═══ PROVIDED ENTRIES
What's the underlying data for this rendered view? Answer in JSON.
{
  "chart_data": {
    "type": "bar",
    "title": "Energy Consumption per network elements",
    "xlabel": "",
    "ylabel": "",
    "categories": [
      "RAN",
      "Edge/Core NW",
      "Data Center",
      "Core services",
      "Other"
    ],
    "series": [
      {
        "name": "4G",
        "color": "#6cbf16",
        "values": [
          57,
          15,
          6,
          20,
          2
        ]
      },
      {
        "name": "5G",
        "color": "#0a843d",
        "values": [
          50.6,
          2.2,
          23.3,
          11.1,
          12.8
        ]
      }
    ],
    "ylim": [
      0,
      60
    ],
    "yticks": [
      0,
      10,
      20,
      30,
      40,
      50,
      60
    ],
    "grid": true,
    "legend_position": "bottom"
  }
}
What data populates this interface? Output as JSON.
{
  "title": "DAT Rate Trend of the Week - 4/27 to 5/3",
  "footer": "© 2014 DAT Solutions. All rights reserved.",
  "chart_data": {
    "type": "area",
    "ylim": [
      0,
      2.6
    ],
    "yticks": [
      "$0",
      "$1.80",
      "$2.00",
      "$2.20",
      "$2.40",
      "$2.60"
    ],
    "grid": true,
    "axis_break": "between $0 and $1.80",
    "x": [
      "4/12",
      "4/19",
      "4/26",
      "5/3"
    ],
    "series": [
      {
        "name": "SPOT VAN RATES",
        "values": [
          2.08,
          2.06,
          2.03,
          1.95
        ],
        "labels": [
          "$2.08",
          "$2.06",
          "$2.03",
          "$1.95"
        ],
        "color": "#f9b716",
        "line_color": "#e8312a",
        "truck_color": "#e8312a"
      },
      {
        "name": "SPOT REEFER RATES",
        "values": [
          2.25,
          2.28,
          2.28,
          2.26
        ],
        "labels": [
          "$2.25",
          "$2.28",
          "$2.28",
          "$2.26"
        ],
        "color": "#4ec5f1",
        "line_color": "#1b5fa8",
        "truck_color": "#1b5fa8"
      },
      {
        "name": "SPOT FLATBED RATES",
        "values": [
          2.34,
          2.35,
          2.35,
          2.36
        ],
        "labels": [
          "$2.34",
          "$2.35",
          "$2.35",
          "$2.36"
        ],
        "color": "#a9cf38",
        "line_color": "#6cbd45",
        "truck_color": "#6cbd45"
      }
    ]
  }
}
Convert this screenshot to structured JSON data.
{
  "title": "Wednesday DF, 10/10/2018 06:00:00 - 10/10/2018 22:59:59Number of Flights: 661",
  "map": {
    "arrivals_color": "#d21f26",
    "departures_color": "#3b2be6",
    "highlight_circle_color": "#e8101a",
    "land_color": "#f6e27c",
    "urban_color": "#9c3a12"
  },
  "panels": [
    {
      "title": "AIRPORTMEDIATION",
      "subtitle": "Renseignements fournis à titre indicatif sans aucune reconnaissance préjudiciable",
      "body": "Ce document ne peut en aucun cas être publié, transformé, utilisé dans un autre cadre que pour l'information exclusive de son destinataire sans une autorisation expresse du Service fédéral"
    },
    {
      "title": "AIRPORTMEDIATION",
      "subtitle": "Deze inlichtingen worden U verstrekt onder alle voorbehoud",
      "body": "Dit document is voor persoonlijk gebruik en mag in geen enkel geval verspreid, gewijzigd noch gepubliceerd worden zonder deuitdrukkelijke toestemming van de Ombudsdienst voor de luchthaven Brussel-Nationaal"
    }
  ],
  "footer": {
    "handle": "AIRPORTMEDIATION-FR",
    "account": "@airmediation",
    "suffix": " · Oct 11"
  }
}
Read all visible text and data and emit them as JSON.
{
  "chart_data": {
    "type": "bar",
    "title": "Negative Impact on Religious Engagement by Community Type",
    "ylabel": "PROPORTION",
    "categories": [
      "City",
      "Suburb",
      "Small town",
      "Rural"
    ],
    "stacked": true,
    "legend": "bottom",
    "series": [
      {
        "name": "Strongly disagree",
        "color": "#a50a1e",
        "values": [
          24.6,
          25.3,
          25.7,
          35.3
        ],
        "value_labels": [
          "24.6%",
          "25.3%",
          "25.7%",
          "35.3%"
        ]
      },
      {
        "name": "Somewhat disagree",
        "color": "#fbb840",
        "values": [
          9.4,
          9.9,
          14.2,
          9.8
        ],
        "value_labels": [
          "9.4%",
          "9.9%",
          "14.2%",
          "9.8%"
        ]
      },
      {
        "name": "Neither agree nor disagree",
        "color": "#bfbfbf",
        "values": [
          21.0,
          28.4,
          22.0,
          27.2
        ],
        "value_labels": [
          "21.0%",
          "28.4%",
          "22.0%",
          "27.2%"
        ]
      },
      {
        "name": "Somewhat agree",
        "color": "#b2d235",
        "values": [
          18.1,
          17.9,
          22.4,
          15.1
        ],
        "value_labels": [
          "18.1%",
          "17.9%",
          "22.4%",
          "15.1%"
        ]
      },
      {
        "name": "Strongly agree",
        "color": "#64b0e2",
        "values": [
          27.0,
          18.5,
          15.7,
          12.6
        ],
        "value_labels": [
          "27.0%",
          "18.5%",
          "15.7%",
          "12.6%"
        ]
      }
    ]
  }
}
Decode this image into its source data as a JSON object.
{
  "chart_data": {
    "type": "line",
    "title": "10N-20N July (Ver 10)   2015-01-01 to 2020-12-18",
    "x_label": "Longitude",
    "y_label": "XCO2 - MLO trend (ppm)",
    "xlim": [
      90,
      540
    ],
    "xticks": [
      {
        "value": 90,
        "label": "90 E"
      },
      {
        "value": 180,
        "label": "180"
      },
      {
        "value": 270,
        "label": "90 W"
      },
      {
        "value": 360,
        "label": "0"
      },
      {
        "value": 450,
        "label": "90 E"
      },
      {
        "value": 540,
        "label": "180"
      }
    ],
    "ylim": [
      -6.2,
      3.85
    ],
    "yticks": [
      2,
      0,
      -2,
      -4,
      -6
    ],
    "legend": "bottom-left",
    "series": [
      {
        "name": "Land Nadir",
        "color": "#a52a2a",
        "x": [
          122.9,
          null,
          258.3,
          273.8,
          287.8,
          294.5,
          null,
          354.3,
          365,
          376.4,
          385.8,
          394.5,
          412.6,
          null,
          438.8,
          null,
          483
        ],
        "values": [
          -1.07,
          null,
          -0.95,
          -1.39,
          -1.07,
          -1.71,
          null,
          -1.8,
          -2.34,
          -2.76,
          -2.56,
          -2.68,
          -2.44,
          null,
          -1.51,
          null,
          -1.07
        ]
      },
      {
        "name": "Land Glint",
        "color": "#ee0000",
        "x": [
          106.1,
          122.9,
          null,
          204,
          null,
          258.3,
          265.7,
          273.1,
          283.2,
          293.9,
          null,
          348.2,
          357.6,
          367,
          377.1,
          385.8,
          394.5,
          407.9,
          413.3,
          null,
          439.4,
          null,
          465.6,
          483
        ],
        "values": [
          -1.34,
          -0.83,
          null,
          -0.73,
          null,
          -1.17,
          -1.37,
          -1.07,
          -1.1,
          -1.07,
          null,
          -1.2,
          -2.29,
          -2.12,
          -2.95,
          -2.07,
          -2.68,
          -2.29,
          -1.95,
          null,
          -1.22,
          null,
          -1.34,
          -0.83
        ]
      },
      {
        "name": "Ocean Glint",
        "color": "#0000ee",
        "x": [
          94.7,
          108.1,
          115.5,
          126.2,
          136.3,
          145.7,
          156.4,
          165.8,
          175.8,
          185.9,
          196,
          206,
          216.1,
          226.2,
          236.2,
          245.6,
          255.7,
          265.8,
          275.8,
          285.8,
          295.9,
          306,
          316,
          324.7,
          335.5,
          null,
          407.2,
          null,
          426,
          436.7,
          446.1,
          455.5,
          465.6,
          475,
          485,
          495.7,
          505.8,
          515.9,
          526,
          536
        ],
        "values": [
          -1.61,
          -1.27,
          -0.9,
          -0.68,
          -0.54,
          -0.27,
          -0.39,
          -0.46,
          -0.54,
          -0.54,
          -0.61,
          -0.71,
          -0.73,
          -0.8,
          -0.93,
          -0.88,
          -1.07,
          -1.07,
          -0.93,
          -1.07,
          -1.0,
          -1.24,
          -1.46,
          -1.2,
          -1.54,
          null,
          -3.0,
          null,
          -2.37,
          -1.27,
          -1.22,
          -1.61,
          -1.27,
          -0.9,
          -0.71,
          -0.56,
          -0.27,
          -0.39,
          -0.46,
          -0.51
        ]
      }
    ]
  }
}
══════
▸ TASK REQUIREMENTS
Copy out every line holding the string "JSON".

▸ THE RESULT
What's the underlying data for this rendered view? Answer in JSON.
What data populates this interface? Output as JSON.
Convert this screenshot to structured JSON data.
Read all visible text and data and emit them as JSON.
Decode this image into its source data as a JSON object.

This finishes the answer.